### Aim
Find each line with "Expenditure" and copy it.

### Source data
Begin

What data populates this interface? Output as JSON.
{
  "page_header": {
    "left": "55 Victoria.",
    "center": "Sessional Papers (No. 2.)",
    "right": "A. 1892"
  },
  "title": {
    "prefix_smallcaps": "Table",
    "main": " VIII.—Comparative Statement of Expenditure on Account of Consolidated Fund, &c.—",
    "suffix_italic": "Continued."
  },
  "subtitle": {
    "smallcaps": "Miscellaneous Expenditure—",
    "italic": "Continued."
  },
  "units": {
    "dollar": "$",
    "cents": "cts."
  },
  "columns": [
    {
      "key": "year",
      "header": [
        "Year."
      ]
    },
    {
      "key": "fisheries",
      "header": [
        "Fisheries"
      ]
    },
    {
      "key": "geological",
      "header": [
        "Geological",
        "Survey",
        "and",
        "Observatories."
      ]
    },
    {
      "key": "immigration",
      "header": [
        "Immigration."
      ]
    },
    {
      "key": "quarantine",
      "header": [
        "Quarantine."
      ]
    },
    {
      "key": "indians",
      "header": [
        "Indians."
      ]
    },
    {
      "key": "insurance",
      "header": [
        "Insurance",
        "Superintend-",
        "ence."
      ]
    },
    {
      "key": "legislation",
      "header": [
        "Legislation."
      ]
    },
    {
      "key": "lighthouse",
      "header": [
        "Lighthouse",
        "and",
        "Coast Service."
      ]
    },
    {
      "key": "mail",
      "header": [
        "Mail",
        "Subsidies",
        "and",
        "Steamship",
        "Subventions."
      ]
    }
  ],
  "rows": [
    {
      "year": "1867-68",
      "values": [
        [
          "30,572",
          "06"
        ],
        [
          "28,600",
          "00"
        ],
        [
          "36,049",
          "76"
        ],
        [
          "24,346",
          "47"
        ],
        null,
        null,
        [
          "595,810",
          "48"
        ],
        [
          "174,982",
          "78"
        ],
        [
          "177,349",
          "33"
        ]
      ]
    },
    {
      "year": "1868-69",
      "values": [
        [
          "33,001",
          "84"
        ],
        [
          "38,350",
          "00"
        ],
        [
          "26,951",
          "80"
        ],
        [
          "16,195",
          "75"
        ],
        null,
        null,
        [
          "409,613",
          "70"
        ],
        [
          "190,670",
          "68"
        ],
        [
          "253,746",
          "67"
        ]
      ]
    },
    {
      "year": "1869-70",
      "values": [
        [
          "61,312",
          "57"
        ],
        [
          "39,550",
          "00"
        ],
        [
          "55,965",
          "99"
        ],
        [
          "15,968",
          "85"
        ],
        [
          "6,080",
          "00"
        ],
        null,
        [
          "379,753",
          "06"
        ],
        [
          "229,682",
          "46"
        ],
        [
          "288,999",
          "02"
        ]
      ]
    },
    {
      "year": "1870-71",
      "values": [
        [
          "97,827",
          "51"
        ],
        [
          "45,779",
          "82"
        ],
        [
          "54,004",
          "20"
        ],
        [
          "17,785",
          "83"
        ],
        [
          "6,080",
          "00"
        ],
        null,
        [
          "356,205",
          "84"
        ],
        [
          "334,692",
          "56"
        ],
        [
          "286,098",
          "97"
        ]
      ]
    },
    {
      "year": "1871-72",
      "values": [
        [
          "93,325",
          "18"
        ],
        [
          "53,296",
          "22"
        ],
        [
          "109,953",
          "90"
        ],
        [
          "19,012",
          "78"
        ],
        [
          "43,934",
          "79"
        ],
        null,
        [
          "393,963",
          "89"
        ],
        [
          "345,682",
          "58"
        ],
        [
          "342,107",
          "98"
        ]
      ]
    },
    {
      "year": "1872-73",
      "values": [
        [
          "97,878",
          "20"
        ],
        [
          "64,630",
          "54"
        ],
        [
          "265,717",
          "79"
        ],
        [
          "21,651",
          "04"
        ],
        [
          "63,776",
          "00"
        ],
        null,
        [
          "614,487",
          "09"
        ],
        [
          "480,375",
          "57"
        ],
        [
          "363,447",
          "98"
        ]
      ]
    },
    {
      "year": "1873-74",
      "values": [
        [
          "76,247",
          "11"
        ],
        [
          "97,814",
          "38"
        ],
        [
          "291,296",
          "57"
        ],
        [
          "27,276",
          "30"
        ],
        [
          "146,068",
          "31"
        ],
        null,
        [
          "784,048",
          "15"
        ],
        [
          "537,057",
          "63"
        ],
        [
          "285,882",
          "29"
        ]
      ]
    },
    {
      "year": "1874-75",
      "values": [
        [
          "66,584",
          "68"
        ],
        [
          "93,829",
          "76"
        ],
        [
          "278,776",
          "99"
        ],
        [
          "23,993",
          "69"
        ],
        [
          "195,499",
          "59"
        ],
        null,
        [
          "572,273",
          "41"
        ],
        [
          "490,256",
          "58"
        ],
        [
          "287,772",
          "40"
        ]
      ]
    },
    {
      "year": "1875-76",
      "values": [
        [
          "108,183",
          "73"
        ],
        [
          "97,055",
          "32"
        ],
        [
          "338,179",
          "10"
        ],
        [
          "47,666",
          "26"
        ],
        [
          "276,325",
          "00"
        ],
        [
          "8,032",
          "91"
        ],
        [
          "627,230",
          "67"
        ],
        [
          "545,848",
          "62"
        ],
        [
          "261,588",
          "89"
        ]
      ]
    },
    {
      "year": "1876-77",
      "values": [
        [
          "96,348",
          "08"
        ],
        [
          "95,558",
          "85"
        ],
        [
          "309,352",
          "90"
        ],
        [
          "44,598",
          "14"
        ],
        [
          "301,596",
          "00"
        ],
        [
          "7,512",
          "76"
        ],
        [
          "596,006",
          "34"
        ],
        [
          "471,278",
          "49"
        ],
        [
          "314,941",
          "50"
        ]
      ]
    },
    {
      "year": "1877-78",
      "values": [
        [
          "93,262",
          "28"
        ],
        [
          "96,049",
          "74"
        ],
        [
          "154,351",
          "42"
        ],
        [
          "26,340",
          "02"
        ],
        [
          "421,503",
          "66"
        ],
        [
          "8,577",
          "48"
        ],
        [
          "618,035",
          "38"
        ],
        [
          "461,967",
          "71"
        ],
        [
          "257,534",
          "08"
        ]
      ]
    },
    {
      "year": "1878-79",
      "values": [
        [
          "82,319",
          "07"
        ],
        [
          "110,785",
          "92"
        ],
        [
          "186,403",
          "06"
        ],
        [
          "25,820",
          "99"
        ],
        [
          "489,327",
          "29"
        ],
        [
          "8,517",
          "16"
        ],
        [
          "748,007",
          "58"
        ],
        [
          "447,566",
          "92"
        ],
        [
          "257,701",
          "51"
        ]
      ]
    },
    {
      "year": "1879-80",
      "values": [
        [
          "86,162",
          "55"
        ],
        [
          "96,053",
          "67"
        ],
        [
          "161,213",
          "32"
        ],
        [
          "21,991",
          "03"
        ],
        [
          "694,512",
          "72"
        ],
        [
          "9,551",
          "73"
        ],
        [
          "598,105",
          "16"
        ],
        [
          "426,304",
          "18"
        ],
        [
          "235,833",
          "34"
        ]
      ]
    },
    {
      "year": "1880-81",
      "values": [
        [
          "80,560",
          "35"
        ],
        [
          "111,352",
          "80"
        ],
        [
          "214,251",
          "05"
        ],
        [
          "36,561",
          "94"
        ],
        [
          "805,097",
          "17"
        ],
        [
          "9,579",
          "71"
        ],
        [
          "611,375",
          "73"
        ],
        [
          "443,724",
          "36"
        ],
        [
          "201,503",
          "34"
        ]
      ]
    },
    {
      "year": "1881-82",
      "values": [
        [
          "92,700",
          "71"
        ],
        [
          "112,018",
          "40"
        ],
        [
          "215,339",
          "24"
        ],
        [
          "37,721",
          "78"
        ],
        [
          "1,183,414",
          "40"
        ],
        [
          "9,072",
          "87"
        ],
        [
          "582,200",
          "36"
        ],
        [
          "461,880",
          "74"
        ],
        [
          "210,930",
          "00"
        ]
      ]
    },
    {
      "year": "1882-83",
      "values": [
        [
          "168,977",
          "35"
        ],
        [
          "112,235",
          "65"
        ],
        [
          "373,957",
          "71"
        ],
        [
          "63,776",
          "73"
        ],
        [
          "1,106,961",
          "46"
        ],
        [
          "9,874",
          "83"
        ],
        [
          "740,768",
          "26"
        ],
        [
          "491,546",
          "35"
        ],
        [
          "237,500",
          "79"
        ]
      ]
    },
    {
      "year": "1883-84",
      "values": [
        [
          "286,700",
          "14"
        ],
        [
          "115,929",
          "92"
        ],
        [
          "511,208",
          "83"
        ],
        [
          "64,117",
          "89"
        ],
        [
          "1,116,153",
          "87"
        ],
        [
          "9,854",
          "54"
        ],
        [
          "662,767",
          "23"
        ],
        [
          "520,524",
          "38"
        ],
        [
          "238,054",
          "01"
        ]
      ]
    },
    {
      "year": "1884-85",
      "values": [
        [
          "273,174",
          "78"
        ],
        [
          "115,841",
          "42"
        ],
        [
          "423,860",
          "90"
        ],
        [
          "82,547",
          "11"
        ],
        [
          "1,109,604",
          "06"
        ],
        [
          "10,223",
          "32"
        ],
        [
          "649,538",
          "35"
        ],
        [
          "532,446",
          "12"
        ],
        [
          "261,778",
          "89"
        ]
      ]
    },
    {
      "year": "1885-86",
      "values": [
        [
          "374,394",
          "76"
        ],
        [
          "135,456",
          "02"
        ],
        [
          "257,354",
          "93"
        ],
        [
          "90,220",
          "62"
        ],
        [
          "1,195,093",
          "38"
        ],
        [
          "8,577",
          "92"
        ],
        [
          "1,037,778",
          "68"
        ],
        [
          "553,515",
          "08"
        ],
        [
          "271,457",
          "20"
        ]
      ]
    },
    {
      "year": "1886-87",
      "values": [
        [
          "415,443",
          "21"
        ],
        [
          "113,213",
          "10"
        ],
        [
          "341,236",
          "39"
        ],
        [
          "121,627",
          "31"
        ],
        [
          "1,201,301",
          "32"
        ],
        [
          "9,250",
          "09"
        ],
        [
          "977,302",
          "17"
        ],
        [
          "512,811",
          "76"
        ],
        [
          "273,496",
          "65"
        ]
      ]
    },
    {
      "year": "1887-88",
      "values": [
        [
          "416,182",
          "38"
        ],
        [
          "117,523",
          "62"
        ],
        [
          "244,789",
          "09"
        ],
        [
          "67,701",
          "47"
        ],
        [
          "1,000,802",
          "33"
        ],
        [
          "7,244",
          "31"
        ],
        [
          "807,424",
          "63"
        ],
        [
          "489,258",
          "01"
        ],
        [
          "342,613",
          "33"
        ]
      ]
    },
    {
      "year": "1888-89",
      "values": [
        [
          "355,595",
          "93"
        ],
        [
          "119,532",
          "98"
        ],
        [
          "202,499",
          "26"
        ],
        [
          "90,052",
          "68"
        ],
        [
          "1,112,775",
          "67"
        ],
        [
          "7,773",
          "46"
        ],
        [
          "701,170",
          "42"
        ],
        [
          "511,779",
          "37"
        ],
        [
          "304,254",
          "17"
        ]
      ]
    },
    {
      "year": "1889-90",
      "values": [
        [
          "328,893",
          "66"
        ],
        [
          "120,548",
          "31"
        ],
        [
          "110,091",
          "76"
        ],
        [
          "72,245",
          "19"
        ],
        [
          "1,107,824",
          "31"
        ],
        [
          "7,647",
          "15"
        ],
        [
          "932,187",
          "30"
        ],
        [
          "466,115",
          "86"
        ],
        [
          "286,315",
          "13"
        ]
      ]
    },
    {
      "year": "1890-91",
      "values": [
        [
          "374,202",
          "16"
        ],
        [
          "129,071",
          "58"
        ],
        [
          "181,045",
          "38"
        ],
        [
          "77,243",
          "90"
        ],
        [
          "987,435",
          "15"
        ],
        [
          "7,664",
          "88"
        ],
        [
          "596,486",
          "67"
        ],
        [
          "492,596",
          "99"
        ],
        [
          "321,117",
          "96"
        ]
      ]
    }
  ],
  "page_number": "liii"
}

End

### In response
    "main": " VIII.—Comparative Statement of Expenditure on Account of Consolidated Fund, &c.—",
    "smallcaps": "Miscellaneous Expenditure—",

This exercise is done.